**Work instructions:** Look for the word "green" in the entries below, then copy every line that has it.

Entries taken from a collection:
- - - -
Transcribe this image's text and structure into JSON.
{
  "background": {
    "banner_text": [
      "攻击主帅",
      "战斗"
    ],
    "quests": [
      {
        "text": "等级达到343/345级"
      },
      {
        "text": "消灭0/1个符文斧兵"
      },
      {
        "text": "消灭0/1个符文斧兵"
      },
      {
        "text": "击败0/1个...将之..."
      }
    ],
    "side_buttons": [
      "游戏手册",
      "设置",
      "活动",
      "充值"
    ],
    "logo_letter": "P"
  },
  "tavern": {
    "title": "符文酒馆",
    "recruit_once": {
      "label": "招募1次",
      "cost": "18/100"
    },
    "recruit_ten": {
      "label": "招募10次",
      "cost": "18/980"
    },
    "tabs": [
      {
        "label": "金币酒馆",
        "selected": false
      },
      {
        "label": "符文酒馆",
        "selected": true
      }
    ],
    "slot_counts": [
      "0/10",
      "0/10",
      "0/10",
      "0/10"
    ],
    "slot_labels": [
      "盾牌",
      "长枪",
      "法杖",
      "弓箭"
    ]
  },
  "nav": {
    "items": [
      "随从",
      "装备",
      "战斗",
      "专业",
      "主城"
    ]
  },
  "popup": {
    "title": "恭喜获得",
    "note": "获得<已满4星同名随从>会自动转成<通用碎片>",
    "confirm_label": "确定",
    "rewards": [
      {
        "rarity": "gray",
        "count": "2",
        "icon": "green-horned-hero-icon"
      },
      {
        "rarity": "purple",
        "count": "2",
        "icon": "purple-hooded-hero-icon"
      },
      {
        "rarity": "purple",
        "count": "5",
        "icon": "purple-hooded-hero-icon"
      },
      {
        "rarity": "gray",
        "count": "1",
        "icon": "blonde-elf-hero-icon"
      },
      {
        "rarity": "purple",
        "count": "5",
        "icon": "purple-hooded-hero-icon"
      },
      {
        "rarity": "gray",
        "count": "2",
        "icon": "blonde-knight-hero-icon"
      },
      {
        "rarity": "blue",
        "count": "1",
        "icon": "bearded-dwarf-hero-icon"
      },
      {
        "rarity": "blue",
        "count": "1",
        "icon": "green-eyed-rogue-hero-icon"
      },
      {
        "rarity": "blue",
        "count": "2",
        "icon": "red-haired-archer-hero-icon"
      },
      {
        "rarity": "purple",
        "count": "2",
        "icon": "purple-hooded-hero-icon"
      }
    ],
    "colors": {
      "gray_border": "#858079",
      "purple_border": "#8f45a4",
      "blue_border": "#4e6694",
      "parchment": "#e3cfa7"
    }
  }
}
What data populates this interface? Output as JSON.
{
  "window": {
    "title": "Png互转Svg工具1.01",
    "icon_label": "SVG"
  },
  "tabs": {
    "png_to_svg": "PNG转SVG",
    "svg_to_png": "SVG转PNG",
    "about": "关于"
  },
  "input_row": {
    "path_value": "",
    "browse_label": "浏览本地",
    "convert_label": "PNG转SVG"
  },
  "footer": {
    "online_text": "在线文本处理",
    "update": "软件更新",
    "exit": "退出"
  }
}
- - - -
**Exercise answer:**
        "icon": "green-horned-hero-icon"
        "icon": "green-eyed-rogue-hero-icon"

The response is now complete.